• _WORK TO DO_
Records follow. Select each line holding "this".

• _MATERIAL FOR THE TASK_
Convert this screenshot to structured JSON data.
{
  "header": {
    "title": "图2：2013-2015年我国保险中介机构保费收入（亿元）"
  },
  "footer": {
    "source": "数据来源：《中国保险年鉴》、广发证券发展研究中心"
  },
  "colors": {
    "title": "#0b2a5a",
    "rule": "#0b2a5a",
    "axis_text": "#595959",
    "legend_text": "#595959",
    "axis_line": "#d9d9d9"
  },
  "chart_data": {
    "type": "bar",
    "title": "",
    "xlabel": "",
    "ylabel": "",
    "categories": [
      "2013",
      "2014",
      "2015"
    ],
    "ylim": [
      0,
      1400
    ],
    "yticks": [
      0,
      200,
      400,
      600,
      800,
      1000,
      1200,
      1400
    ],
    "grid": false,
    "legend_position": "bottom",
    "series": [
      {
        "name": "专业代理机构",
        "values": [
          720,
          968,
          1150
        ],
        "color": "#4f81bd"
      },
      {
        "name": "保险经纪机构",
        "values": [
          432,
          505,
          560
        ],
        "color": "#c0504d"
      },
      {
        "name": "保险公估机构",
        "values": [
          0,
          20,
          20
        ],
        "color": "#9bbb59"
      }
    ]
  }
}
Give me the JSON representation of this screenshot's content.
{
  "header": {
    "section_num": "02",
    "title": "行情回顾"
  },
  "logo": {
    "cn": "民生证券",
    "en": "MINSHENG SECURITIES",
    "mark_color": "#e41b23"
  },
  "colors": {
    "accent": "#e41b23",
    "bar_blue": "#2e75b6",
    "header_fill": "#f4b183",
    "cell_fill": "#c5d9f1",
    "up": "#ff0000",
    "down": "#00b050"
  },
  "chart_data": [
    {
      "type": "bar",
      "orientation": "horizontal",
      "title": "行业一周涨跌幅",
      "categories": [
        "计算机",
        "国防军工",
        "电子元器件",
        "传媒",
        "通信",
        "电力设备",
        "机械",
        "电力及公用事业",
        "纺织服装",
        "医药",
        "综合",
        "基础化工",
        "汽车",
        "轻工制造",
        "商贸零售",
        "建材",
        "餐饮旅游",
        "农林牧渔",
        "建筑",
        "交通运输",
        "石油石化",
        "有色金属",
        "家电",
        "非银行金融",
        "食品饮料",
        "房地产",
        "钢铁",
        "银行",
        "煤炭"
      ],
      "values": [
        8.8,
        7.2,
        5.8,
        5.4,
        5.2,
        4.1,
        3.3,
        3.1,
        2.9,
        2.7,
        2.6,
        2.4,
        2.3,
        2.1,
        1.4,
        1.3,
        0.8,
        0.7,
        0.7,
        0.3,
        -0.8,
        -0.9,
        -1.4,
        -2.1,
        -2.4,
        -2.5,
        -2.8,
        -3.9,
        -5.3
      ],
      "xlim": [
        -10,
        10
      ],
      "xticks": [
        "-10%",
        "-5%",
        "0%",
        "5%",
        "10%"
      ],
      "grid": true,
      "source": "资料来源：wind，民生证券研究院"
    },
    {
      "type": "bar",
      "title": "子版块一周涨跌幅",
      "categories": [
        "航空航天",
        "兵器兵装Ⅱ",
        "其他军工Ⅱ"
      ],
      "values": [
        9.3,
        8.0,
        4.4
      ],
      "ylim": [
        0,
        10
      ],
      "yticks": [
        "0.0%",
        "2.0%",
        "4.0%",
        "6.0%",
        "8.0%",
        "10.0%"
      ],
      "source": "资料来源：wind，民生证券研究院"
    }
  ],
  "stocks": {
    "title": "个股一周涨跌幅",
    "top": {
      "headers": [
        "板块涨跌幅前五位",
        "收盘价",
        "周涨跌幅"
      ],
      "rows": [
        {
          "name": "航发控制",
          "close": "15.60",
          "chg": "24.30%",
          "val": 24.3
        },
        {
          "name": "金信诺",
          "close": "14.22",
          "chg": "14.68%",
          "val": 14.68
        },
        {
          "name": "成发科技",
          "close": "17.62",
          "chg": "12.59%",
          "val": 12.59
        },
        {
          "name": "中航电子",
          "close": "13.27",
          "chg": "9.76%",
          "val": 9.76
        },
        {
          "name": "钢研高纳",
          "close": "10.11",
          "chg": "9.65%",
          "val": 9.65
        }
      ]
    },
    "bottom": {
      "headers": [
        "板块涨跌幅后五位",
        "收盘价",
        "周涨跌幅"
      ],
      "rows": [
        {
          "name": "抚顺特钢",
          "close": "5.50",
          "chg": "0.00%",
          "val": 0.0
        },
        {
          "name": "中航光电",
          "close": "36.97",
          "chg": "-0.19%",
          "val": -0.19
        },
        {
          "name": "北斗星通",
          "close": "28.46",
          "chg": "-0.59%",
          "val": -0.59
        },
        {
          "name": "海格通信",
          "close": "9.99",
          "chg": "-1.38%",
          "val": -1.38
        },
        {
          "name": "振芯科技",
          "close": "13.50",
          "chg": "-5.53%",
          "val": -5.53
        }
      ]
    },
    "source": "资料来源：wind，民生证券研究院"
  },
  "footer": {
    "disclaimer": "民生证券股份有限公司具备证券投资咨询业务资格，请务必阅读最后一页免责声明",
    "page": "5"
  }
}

• _TASK RESPONSE_
Convert this screenshot to structured JSON data.
Give me the JSON representation of this screenshot's content.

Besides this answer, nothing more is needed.